## Instructions to follow
Repeat the records word for word, excluding any picture.

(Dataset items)
# # #
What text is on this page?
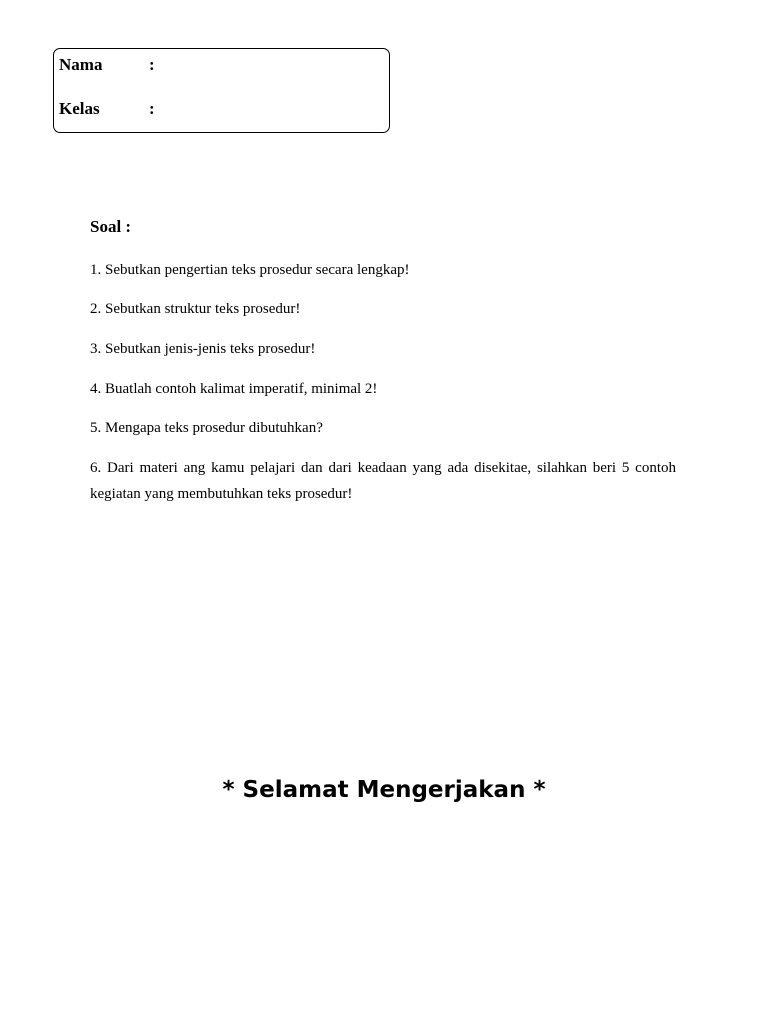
Nama	:
Kelas	:

Soal :

1. Sebutkan pengertian teks prosedur secara lengkap!

2. Sebutkan struktur teks prosedur!

3. Sebutkan jenis-jenis teks prosedur!

4. Buatlah contoh kalimat imperatif, minimal 2!

5. Mengapa teks prosedur dibutuhkan?

6. Dari materi ang kamu pelajari dan dari keadaan yang ada disekitae, silahkan beri 5 contoh kegiatan yang membutuhkan teks prosedur!

* Selamat Mengerjakan *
# # #
## Result
What text is on this page?
Nama	:
Kelas	:

Soal :

1. Sebutkan pengertian teks prosedur secara lengkap!

2. Sebutkan struktur teks prosedur!

3. Sebutkan jenis-jenis teks prosedur!

4. Buatlah contoh kalimat imperatif, minimal 2!

5. Mengapa teks prosedur dibutuhkan?

6. Dari materi ang kamu pelajari dan dari keadaan yang ada disekitae, silahkan beri 5 contoh kegiatan yang membutuhkan teks prosedur!

* Selamat Mengerjakan *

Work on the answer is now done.